* **Aim of the task**
Search the data for the word "bevinden" and copy every line that contains it.

* **Provided information**
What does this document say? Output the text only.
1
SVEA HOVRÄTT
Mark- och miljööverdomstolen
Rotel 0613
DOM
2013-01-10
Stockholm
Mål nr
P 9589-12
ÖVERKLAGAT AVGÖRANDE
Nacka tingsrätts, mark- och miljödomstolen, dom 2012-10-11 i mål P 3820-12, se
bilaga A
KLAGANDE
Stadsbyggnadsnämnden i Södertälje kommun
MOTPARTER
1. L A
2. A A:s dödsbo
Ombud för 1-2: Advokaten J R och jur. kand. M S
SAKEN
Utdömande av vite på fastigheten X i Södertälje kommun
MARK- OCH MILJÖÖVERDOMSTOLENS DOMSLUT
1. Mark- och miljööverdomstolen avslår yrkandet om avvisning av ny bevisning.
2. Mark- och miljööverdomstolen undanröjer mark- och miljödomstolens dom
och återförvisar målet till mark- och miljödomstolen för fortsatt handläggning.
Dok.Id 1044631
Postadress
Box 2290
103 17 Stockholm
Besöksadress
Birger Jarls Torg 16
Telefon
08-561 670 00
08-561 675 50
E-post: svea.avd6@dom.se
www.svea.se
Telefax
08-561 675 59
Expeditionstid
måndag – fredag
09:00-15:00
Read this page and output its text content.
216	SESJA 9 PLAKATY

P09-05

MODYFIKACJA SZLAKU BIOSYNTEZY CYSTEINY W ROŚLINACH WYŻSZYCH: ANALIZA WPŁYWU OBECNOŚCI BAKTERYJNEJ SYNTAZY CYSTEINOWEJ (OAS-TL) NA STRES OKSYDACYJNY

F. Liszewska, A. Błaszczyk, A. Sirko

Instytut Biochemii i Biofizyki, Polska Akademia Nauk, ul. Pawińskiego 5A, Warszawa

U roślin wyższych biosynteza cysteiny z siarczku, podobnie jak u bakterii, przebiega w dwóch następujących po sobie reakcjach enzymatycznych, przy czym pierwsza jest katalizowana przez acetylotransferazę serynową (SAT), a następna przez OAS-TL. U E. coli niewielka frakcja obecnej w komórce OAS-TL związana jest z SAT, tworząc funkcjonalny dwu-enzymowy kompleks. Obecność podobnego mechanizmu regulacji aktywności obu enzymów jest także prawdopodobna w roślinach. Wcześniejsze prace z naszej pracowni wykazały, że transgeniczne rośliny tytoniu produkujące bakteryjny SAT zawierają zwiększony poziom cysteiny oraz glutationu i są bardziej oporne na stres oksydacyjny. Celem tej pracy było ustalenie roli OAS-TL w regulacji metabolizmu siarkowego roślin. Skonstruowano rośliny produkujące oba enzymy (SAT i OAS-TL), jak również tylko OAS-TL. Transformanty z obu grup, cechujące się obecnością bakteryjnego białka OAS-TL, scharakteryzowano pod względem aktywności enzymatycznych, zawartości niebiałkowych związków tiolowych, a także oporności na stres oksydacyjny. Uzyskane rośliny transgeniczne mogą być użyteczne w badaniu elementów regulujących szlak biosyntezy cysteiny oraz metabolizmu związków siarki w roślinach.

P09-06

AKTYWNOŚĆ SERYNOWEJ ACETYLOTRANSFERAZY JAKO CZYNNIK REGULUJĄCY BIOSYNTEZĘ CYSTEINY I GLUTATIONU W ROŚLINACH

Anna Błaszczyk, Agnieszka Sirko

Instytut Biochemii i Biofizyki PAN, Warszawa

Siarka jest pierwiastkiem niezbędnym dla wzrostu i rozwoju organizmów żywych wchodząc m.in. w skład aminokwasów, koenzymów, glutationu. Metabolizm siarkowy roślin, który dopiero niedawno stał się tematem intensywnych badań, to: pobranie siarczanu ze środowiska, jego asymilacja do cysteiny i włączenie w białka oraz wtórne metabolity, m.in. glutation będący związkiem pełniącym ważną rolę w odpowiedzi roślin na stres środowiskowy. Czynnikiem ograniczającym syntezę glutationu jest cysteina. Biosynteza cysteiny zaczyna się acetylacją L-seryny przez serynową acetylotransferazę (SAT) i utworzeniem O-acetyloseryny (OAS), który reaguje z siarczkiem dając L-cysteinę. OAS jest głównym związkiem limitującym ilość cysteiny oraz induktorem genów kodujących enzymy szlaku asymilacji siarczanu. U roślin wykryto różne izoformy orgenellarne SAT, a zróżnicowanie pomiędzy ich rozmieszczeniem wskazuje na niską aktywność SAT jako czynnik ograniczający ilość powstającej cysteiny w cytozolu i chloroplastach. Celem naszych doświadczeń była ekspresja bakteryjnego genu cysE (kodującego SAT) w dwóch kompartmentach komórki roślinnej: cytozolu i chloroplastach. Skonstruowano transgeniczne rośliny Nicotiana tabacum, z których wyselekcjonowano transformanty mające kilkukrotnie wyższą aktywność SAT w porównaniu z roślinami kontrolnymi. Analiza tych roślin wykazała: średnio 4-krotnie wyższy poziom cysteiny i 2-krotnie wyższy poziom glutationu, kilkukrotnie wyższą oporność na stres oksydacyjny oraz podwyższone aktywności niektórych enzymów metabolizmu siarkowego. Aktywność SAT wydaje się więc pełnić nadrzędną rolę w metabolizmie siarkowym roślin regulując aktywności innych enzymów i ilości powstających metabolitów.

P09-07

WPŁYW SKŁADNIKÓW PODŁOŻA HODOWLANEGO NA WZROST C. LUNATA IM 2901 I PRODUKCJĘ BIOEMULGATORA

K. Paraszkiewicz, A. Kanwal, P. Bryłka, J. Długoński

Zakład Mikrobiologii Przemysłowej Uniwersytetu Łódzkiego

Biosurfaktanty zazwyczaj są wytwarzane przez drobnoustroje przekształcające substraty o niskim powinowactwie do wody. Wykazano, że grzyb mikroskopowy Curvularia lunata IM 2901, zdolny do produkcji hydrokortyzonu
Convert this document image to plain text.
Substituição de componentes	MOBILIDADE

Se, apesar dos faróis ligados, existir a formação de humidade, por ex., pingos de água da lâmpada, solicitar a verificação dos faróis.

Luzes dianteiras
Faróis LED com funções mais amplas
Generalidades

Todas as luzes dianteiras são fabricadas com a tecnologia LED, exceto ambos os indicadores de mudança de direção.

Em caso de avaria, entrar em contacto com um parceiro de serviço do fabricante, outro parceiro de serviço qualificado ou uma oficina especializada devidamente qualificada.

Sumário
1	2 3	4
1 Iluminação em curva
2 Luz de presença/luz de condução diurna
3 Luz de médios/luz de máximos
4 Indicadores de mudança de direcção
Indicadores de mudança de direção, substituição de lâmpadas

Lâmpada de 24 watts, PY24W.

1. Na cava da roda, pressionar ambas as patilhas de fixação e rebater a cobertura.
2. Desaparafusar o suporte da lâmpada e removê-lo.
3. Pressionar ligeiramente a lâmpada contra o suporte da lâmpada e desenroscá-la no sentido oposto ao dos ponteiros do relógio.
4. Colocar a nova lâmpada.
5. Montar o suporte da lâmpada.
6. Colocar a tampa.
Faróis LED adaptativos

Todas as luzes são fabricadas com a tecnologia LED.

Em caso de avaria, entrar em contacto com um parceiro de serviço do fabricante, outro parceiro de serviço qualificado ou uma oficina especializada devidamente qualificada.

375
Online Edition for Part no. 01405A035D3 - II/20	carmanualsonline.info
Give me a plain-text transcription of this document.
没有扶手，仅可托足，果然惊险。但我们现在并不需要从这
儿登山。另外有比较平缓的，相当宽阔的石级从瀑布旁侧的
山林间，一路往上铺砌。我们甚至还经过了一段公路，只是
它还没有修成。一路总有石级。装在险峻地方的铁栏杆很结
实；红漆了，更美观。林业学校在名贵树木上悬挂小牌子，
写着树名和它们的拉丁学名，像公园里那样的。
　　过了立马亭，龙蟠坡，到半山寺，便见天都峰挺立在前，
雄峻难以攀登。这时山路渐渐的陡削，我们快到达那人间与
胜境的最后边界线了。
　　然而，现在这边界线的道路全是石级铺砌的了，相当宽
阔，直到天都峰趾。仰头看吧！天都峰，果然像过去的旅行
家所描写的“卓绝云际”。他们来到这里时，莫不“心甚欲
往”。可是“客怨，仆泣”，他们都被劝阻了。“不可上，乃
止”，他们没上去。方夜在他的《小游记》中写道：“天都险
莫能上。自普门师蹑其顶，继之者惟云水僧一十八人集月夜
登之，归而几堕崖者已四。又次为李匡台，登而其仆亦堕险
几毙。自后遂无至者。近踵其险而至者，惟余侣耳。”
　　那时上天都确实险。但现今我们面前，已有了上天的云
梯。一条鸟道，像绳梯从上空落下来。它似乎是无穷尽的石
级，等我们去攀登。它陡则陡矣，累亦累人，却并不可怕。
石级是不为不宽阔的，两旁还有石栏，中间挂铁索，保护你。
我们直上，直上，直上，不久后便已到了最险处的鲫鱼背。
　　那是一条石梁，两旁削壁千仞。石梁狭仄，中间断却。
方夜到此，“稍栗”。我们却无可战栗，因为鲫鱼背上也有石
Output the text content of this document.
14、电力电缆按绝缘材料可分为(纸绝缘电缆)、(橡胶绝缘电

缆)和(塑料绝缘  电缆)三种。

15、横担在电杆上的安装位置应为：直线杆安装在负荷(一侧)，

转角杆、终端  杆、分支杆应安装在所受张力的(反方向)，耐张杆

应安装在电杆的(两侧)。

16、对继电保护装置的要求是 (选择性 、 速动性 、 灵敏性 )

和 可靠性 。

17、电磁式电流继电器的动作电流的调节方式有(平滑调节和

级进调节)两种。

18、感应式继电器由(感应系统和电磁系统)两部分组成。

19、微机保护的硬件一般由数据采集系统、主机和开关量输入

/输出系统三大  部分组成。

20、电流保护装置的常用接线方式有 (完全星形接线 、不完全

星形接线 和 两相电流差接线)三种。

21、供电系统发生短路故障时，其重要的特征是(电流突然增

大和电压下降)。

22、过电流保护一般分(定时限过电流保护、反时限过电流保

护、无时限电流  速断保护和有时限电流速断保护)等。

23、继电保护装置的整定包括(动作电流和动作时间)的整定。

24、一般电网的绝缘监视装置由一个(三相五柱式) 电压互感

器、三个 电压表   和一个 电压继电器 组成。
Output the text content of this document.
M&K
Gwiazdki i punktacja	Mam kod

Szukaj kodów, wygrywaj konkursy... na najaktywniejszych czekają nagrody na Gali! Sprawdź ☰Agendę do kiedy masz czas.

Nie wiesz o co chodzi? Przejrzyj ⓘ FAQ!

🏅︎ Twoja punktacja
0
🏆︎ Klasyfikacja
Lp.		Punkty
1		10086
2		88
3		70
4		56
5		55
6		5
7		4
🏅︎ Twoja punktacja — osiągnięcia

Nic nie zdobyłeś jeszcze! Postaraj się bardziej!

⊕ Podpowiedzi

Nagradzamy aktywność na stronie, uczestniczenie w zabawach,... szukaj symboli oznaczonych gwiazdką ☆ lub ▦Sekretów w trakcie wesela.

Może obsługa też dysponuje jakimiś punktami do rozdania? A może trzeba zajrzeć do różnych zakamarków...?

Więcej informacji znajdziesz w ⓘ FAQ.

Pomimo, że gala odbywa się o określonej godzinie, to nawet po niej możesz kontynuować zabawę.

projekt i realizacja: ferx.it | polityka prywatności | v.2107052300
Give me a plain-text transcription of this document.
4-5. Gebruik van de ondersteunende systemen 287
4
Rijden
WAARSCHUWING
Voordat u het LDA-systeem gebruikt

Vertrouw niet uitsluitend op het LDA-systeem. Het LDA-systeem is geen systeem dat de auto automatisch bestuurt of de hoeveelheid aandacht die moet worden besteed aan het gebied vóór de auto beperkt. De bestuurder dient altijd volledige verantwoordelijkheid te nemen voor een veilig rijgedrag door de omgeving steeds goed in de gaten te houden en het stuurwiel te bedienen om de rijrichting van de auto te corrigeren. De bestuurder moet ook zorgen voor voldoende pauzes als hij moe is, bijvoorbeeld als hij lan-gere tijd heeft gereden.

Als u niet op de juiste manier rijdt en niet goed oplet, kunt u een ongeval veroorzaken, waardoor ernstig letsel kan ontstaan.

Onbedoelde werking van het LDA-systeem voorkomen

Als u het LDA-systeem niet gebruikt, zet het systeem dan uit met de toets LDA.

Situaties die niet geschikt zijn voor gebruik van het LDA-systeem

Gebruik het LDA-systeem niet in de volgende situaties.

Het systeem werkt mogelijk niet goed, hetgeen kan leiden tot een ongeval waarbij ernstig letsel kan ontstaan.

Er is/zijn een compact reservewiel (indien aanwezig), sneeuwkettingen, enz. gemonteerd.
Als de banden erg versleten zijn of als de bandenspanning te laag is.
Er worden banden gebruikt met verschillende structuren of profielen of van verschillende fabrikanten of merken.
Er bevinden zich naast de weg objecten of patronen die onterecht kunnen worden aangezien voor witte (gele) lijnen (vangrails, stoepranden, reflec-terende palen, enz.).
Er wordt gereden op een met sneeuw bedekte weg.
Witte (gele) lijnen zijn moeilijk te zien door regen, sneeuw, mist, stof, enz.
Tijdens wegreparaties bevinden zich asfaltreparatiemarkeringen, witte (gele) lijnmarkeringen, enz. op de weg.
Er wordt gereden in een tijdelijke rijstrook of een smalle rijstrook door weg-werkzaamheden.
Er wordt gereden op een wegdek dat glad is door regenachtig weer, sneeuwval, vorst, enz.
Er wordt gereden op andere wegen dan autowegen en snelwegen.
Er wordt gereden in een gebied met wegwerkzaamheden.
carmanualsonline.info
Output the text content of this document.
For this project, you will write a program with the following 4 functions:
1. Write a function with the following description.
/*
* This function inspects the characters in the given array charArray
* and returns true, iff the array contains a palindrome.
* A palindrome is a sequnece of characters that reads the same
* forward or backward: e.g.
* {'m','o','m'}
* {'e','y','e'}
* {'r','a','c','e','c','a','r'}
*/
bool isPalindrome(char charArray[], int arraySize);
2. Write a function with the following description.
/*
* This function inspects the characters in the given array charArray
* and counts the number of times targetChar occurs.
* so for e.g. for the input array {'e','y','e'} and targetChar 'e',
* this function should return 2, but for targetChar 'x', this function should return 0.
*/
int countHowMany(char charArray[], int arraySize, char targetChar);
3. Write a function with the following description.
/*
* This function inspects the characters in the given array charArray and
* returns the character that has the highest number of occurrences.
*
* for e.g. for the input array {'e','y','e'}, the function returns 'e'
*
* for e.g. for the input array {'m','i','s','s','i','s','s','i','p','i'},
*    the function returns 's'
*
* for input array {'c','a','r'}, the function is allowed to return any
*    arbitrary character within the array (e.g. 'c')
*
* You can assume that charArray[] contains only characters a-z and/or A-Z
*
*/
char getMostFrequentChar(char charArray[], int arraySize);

* **Response**
Er bevinden zich naast de weg objecten of patronen die onterecht kunnen worden aangezien voor witte (gele) lijnen (vangrails, stoepranden, reflec-terende palen, enz.).
Tijdens wegreparaties bevinden zich asfaltreparatiemarkeringen, witte (gele) lijnmarkeringen, enz. op de weg.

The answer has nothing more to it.